### WORK TO BE COMPLETED
Every line that holds "Dane" should be shown.

Stored entries
┄┄┄┄┄┄┄┄┄┄┄┄┄┄┄┄┄┄┄┄

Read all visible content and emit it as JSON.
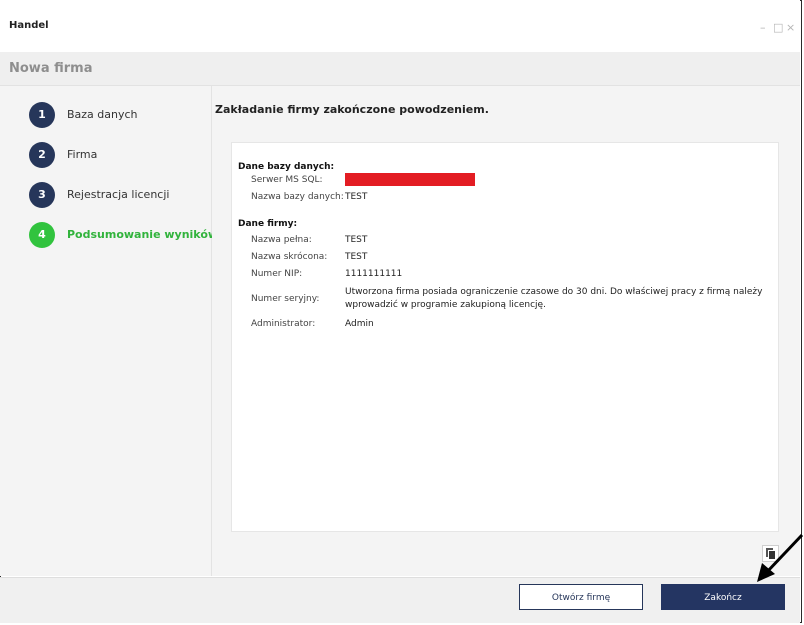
{
  "window": {
    "title": "Handel",
    "controls": {
      "minimize": "–",
      "maximize": "□",
      "close": "×"
    }
  },
  "header": {
    "title": "Nowa firma"
  },
  "steps": [
    {
      "number": "1",
      "label": "Baza danych"
    },
    {
      "number": "2",
      "label": "Firma"
    },
    {
      "number": "3",
      "label": "Rejestracja licencji"
    },
    {
      "number": "4",
      "label": "Podsumowanie wyników",
      "active": true
    }
  ],
  "summary": {
    "heading": "Zakładanie firmy zakończone powodzeniem.",
    "database": {
      "title": "Dane bazy danych:",
      "server_label": "Serwer MS SQL:",
      "db_name_label": "Nazwa bazy danych:",
      "db_name_value": "TEST"
    },
    "company": {
      "title": "Dane firmy:",
      "full_name_label": "Nazwa pełna:",
      "full_name_value": "TEST",
      "short_name_label": "Nazwa skrócona:",
      "short_name_value": "TEST",
      "nip_label": "Numer NIP:",
      "nip_value": "1111111111",
      "serial_label": "Numer seryjny:",
      "serial_value": "Utworzona firma posiada ograniczenie czasowe do 30 dni. Do właściwej pracy z firmą należy wprowadzić w programie zakupioną licencję.",
      "admin_label": "Administrator:",
      "admin_value": "Admin"
    }
  },
  "footer": {
    "open_company_label": "Otwórz firmę",
    "finish_label": "Zakończ"
  },
  "colors": {
    "step_inactive": "#26365a",
    "step_active": "#31c33e",
    "primary_button": "#243562",
    "redaction": "#e31d23"
  }
}
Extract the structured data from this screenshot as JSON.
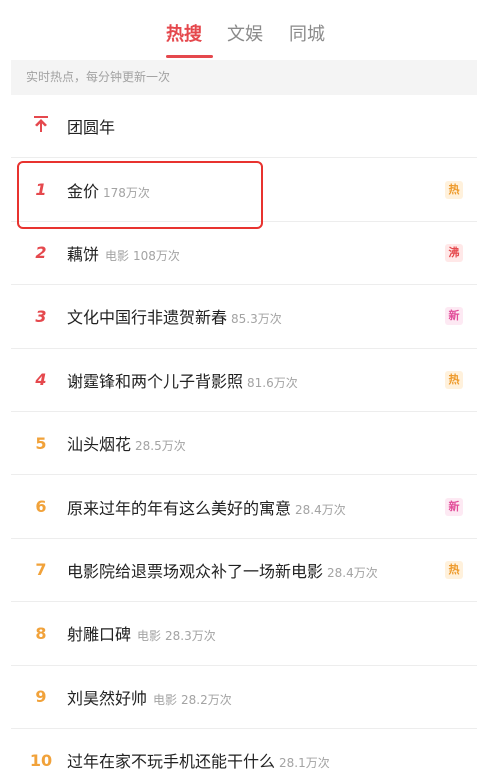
{
  "tabs": [
    {
      "label": "热搜",
      "active": true
    },
    {
      "label": "文娱",
      "active": false
    },
    {
      "label": "同城",
      "active": false
    }
  ],
  "subheader": "实时热点，每分钟更新一次",
  "pinned": {
    "icon": "pin-top-icon",
    "title": "团圆年"
  },
  "items": [
    {
      "rank": "1",
      "title": "金价",
      "tag": "",
      "count": "178万次",
      "badge": "热",
      "badge_type": "hot"
    },
    {
      "rank": "2",
      "title": "藕饼",
      "tag": "电影",
      "count": "108万次",
      "badge": "沸",
      "badge_type": "boil"
    },
    {
      "rank": "3",
      "title": "文化中国行非遗贺新春",
      "tag": "",
      "count": "85.3万次",
      "badge": "新",
      "badge_type": "new"
    },
    {
      "rank": "4",
      "title": "谢霆锋和两个儿子背影照",
      "tag": "",
      "count": "81.6万次",
      "badge": "热",
      "badge_type": "hot"
    },
    {
      "rank": "5",
      "title": "汕头烟花",
      "tag": "",
      "count": "28.5万次",
      "badge": "",
      "badge_type": ""
    },
    {
      "rank": "6",
      "title": "原来过年的年有这么美好的寓意",
      "tag": "",
      "count": "28.4万次",
      "badge": "新",
      "badge_type": "new"
    },
    {
      "rank": "7",
      "title": "电影院给退票场观众补了一场新电影",
      "tag": "",
      "count": "28.4万次",
      "badge": "热",
      "badge_type": "hot"
    },
    {
      "rank": "8",
      "title": "射雕口碑",
      "tag": "电影",
      "count": "28.3万次",
      "badge": "",
      "badge_type": ""
    },
    {
      "rank": "9",
      "title": "刘昊然好帅",
      "tag": "电影",
      "count": "28.2万次",
      "badge": "",
      "badge_type": ""
    },
    {
      "rank": "10",
      "title": "过年在家不玩手机还能干什么",
      "tag": "",
      "count": "28.1万次",
      "badge": "",
      "badge_type": ""
    }
  ],
  "colors": {
    "accent": "#e5484d",
    "rank_orange": "#f1a23a",
    "highlight": "#e8332f"
  }
}
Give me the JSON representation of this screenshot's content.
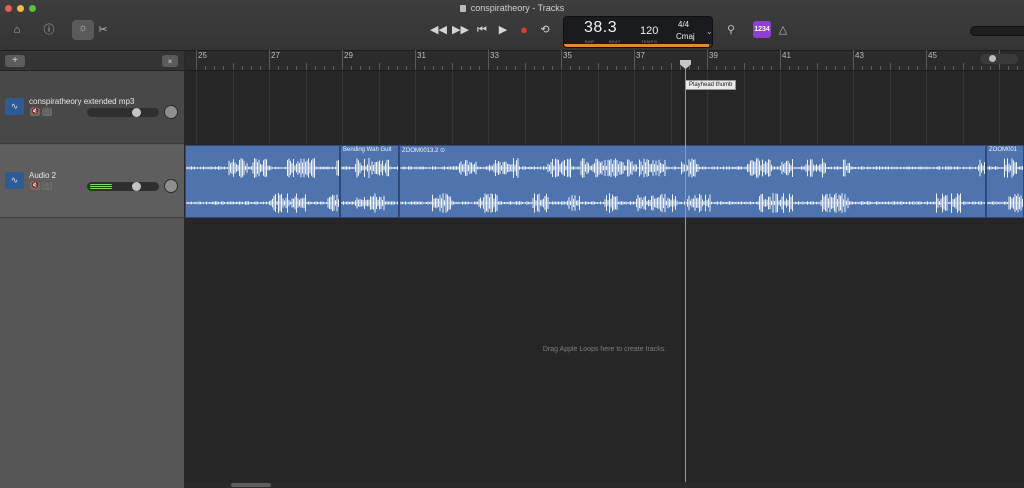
{
  "window": {
    "title": "conspiratheory - Tracks"
  },
  "toolbar": {
    "library_icon": "library-icon",
    "help_icon": "help-icon",
    "smart_controls_icon": "smart-controls-icon",
    "scissors_icon": "scissors-icon",
    "tuner_icon": "tuner-icon",
    "metronome_icon": "metronome-icon",
    "count_in_label": "1234"
  },
  "transport": {
    "rewind": "◀◀",
    "forward": "▶▶",
    "to_start": "⏮",
    "play": "▶",
    "record": "●",
    "cycle": "⟲"
  },
  "lcd": {
    "bar_beat": "38.3",
    "bar_label": "BAR",
    "beat_label": "BEAT",
    "tempo": "120",
    "tempo_label": "TEMPO",
    "time_signature": "4/4",
    "key": "Cmaj",
    "progress": 0.98
  },
  "ruler": {
    "bars": [
      "25",
      "27",
      "29",
      "31",
      "33",
      "35",
      "37",
      "39",
      "41",
      "43",
      "45"
    ]
  },
  "playhead": {
    "tooltip": "Playhead thumb"
  },
  "tracks": [
    {
      "name": "conspiratheory extended mp3",
      "mute_icon": "🔇",
      "solo_icon": "🎧",
      "volume": 0.72
    },
    {
      "name": "Audio 2",
      "mute_icon": "🔇",
      "solo_icon": "🎧",
      "volume": 0.72
    }
  ],
  "regions": [
    {
      "name": ""
    },
    {
      "name": "Bending Wah Guit"
    },
    {
      "name": "ZOOM0013.2"
    },
    {
      "name": "ZOOM001"
    }
  ],
  "drop_hint": "Drag Apple Loops here to create tracks.",
  "colors": {
    "region": "#4f74ad",
    "record": "#e03a34",
    "lcd_accent": "#e28a2c",
    "count_in": "#8f3fd1"
  }
}
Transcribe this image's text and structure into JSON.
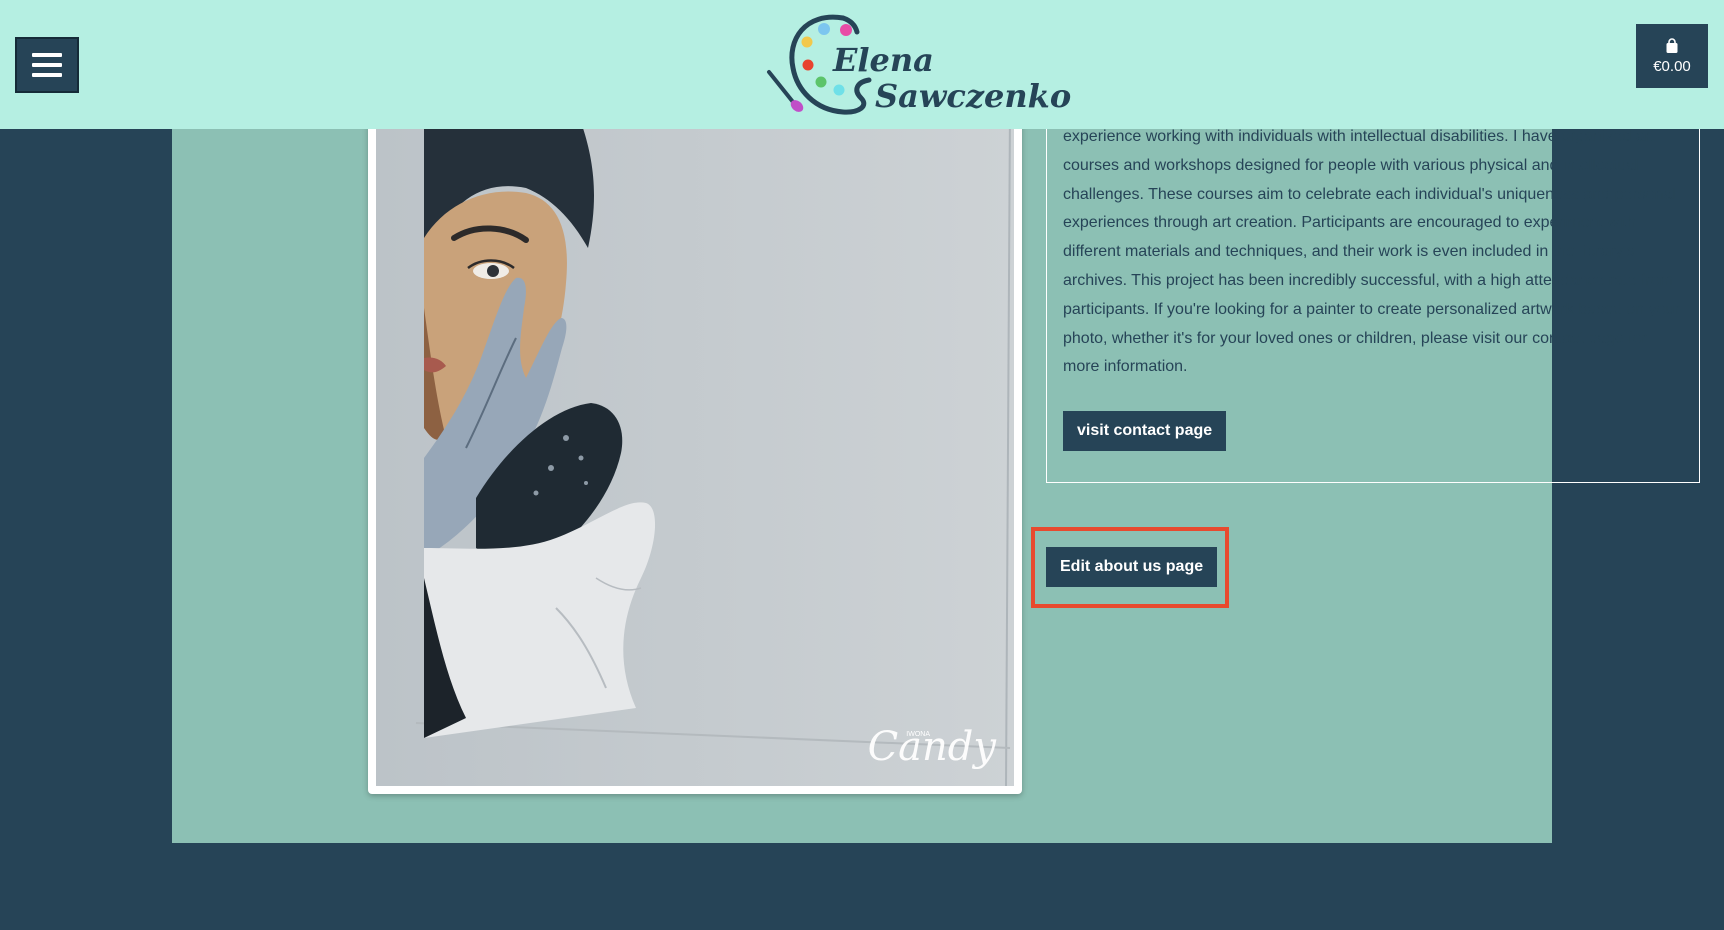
{
  "header": {
    "logo_line1": "Elena",
    "logo_line2": "Sawczenko",
    "cart_total": "€0.00"
  },
  "about": {
    "text": "experience working with individuals with intellectual disabilities. I have organized art courses and workshops designed for people with various physical and intellectual challenges. These courses aim to celebrate each individual's uniqueness and personal experiences through art creation. Participants are encouraged to experiment with different materials and techniques, and their work is even included in the library's archives. This project has been incredibly successful, with a high attendance rate from participants. If you're looking for a painter to create personalized artwork based on your photo, whether it's for your loved ones or children, please visit our contact page for more information.",
    "contact_button": "visit contact page"
  },
  "admin": {
    "edit_button": "Edit about us page"
  },
  "painting": {
    "watermark": "Candy",
    "watermark_small": "IWONA"
  },
  "colors": {
    "header_bg": "#b5efe2",
    "page_bg": "#264457",
    "panel_bg": "#8cc0b4",
    "button_bg": "#264457",
    "highlight": "#e84a2f"
  }
}
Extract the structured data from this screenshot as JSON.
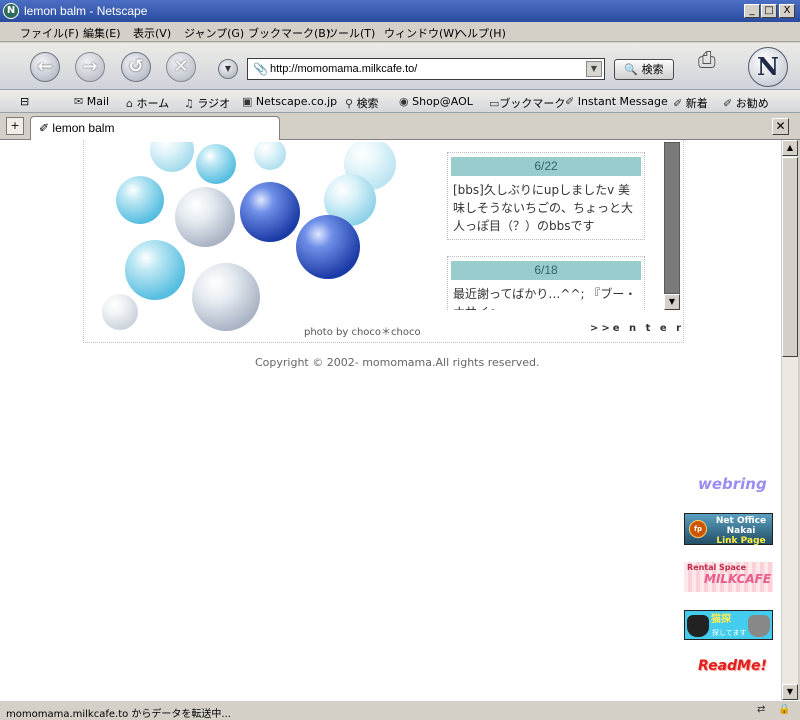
{
  "window": {
    "title": "lemon  balm - Netscape",
    "controls": [
      "_",
      "□",
      "X"
    ]
  },
  "menu": [
    "ファイル(F)",
    "編集(E)",
    "表示(V)",
    "ジャンプ(G)",
    "ブックマーク(B)",
    "ツール(T)",
    "ウィンドウ(W)",
    "ヘルプ(H)"
  ],
  "navbar": {
    "url": "http://momomama.milkcafe.to/",
    "search_label": "検索"
  },
  "personal_toolbar": [
    "Mail",
    "ホーム",
    "ラジオ",
    "Netscape.co.jp",
    "検索",
    "Shop@AOL",
    "ブックマーク",
    "Instant Message",
    "新着",
    "お勧め"
  ],
  "tab": {
    "label": "lemon  balm"
  },
  "page": {
    "photo_caption": "photo by choco＊choco",
    "enter_label": ">>e n t e r",
    "news": [
      {
        "date": "6/22",
        "text": "[bbs]久しぶりにupしましたv 美味しそうないちごの、ちょっと大人っぽ目（？）のbbsです"
      },
      {
        "date": "6/18",
        "text": "最近謝ってばかり…^^; 『ブー・ナサイ』…"
      }
    ],
    "copyright": "Copyright © 2002- momomama.All rights reserved."
  },
  "banners": {
    "webring": "webring",
    "nakai_line1": "Net Office",
    "nakai_line2": "Nakai",
    "nakai_line3": "Link Page",
    "milkcafe_line1": "Rental Space",
    "milkcafe_line2": "MILKCAFE",
    "neko_line1": "猫探",
    "neko_line2": "探してます",
    "readme": "ReadMe!"
  },
  "status": {
    "text": "momomama.milkcafe.to からデータを転送中..."
  },
  "colors": {
    "news_date_bg": "#99cccc",
    "title_bar": "#2a4c9f"
  }
}
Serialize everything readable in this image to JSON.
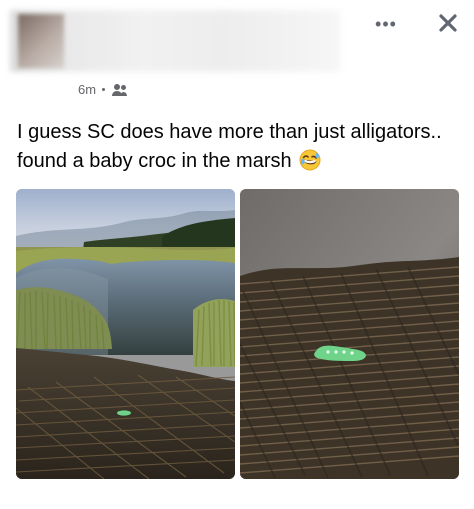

┄┄┄┄┄┄┄┄┄┄┄┄┄┄┄┄┄┄┄┄

### SOLUTION BELOW
      "title": "Dane bazy danych:",
      "title": "Dane firmy:",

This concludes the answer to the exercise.